INSTRUCCIONES -
**1.** Transcribe literalmente el fragmento de la reseña de Enemigos públicos que va desde "Como tantos directores" hasta "ponían en imágenes.".
**2.** Según la reseña de Enemigos públicos, ¿quién compuso la música de la película?

TEXTO DE LA PÁGINA -

Drama, EEUU, 140 min. Dirección: Michael Mann. Guión: Ronan Bennett, Michael Mann, Ann Biderman. Música: Elliot Goldenthal. Intérpretes: Johnny Depp, Christian Bale, Channing Tatum, Marion Cotillard, Billy Crudup, Stephen Dorff.

La muy mal envejecida Bonny and Clyde de Arthur Penn inauguró en 1967 la moda de la revisión yé-yé del cine de gangsters. El Padrino de Coppola en 1972 y Chinatown de Polansky en 1974 abrieron las puertas de la revisión neoclásica del gangsterismo, fundiéndolo con el cine negro. Entre estas dos grandes obras Malas tierras de Terrence Malick refinó en 1973 la propuesta de Bonny and Clyde, instaurando las pautas del moderno cine de celebración de los jóvenes asesinos como víctimas/verdugos de una sociedad enferma. Enemigos públicos es heredera de todo ello, más de todo cuanto desde entonces ha sucedido en el cine moderno, posmoderno e hipermoderno de gangsters por obra del gran Melville, De Palma, los Coen, Hanson o el propio Michael Mann, su director, que con Heat abrió en 1995 nuevos horizontes al género y suscitó una esperanza que su posterior filmografía ha defraudado parcialmente.

Como tantos directores actuales, Mann es víctima de una técnica que le fascina hasta el punto de dominarle, haciéndole incurrir en un gratuito preciosismo y en innecesarios alardes de texturas, movimientos de cámara o montaje. Es como si la sombra de Miami Vice, creación suya, le persiguiera con su mezcla de eficacia, sofisticación, esteticismo y violencia estilizada. Tras Heat volvió a darnos otra gran película en 1999 (El dilema). Todo lo demás (Alí, Collateral, la versión cinematográfica de Miami Vice) han sido cositas más o menos interesantes; pero carentes de la tensión dramática y la originalidad de esas dos grandes películas, en las que su infatuación estilística pareció encontrar la contención necesaria para ponerse al servicio de los intereses dramáticos de las poderosas historias que ponían en imágenes.

EXTRACTOS DE DATOS -

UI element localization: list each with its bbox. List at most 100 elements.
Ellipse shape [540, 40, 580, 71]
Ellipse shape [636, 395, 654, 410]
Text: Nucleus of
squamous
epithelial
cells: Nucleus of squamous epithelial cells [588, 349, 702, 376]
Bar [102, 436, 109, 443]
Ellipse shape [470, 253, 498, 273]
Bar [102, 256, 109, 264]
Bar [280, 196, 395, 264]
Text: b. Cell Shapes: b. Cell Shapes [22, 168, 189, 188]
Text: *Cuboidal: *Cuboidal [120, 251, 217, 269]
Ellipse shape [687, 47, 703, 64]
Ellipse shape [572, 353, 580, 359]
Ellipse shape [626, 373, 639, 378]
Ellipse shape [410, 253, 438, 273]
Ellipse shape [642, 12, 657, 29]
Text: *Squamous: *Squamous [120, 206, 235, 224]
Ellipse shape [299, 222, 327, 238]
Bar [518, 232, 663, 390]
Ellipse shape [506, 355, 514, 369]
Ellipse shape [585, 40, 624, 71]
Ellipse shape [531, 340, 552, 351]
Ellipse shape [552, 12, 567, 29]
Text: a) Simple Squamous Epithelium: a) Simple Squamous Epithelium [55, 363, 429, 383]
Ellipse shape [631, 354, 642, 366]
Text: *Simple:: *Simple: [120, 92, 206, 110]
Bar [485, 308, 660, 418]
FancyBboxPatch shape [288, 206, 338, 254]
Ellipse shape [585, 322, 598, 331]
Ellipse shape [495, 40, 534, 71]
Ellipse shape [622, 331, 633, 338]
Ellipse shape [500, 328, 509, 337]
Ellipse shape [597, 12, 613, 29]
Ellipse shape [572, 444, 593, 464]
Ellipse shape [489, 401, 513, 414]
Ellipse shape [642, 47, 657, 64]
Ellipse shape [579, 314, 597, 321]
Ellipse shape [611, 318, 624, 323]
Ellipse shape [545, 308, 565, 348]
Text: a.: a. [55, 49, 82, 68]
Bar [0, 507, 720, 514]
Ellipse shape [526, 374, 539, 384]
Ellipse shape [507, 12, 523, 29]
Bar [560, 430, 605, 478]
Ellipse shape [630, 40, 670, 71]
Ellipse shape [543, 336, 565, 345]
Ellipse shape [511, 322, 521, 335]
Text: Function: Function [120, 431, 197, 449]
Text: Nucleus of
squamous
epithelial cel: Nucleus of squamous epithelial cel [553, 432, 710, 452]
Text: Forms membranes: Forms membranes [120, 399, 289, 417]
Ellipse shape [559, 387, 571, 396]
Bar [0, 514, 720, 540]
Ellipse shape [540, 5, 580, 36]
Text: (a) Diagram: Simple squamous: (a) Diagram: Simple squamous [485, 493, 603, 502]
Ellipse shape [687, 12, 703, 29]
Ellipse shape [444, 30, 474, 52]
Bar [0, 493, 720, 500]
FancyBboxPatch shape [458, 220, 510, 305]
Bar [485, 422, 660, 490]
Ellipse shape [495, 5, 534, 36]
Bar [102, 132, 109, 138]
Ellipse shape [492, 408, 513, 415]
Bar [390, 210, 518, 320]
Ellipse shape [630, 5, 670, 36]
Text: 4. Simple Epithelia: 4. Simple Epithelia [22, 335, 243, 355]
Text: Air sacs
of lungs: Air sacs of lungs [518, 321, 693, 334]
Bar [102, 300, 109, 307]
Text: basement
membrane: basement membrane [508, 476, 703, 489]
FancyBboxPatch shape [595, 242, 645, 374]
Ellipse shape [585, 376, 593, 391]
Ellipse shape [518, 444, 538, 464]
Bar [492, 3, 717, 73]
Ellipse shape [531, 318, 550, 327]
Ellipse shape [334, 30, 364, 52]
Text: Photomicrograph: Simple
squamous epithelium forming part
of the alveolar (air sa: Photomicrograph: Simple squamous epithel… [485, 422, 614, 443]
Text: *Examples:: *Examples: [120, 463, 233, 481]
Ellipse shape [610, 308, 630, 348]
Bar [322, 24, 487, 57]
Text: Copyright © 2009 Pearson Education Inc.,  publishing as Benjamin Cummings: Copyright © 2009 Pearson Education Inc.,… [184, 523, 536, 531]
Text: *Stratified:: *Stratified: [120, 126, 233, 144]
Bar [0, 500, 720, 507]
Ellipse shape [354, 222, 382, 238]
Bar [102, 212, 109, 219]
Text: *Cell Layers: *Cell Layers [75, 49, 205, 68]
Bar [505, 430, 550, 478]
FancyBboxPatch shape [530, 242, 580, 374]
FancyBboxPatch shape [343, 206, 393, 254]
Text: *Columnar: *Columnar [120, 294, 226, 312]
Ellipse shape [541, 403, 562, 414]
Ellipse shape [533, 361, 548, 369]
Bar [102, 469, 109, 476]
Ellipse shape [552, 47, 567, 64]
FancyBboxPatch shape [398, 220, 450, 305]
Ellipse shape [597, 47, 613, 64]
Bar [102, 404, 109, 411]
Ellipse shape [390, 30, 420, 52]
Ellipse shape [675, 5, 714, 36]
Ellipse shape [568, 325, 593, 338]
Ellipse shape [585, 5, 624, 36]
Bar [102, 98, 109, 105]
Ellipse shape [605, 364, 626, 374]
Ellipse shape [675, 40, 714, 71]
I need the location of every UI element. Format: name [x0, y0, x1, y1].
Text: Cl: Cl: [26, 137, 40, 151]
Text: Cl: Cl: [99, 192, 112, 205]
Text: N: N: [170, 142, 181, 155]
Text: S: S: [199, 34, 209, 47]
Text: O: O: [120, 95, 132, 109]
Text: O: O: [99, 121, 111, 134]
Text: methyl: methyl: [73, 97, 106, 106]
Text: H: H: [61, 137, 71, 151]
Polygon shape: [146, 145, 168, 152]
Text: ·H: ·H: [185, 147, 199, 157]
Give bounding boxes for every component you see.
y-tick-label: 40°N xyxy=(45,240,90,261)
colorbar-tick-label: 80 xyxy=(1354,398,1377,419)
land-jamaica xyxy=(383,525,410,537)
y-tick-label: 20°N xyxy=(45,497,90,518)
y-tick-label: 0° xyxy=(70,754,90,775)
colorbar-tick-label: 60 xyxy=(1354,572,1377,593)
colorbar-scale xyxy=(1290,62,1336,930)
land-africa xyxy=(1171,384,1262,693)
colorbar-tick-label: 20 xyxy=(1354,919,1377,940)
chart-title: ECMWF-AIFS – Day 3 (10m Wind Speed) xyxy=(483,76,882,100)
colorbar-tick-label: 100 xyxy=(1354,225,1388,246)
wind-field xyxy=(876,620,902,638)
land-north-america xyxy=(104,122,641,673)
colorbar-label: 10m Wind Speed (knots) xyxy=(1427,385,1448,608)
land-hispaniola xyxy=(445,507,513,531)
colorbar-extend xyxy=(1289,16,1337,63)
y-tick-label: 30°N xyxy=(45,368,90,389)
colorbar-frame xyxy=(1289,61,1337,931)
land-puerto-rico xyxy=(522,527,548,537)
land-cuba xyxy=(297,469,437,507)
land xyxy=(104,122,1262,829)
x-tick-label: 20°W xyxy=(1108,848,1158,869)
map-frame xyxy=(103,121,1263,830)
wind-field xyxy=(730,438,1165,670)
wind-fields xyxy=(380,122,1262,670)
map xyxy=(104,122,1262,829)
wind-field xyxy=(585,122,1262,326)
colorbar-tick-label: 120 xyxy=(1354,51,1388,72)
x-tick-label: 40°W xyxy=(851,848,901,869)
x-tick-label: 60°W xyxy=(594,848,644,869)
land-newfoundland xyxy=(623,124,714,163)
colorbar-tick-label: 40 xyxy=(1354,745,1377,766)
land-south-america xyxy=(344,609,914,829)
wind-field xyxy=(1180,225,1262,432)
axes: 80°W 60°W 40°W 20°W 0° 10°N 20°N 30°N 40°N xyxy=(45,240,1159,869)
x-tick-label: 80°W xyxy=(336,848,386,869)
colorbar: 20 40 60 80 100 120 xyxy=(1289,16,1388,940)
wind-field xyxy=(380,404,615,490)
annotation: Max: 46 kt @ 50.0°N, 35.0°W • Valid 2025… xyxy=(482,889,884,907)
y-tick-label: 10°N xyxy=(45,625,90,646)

RESPUESTAS -
**1.**
Como tantos directores actuales, Mann es víctima de una técnica que le fascina hasta el punto de dominarle, haciéndole incurrir en un gratuito preciosismo y en innecesarios alardes de texturas, movimientos de cámara o montaje. Es como si la sombra de Miami Vice, creación suya, le persiguiera con su mezcla de eficacia, sofisticación, esteticismo y violencia estilizada. Tras Heat volvió a darnos otra gran película en 1999 (El dilema). Todo lo demás (Alí, Collateral, la versión cinematográfica de Miami Vice) han sido cositas más o menos interesantes; pero carentes de la tensión dramática y la originalidad de esas dos grandes películas, en las que su infatuación estilística pareció encontrar la contención necesaria para ponerse al servicio de los intereses dramáticos de las poderosas historias que ponían en imágenes.

**2.** Elliot Goldenthal.